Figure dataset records
········

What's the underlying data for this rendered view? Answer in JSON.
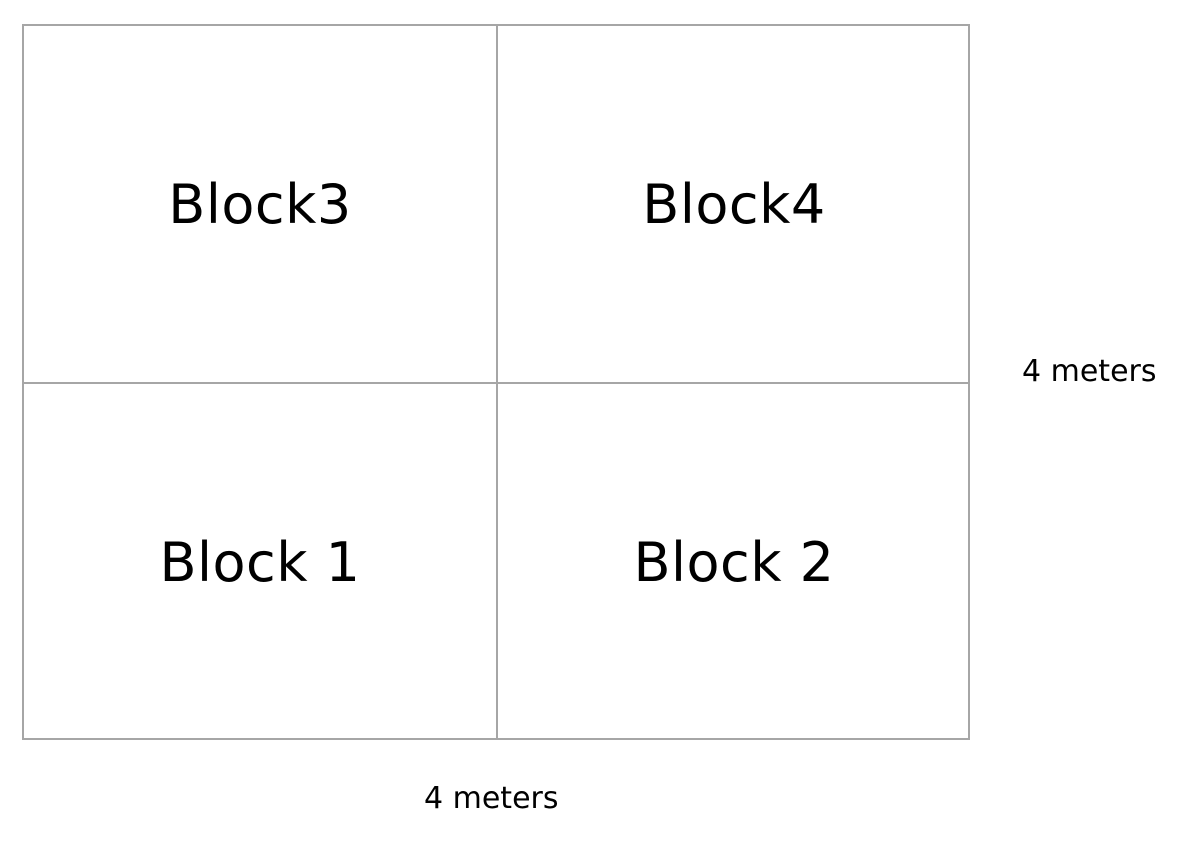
{
  "blocks": {
    "top_left": "Block3",
    "top_right": "Block4",
    "bottom_left": "Block 1",
    "bottom_right": "Block 2"
  },
  "dimensions": {
    "height": "4 meters",
    "width": "4 meters"
  },
  "colors": {
    "grid_line": "#a6a6a6",
    "text": "#000000",
    "background": "#ffffff"
  }
}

········

◆ THE TASK
Transcribe the listing in full. Omit the pictures and keep every line exact.

◆ CORRECT RESULT
What's the underlying data for this rendered view? Answer in JSON.
{
  "blocks": {
    "top_left": "Block3",
    "top_right": "Block4",
    "bottom_left": "Block 1",
    "bottom_right": "Block 2"
  },
  "dimensions": {
    "height": "4 meters",
    "width": "4 meters"
  },
  "colors": {
    "grid_line": "#a6a6a6",
    "text": "#000000",
    "background": "#ffffff"
  }
}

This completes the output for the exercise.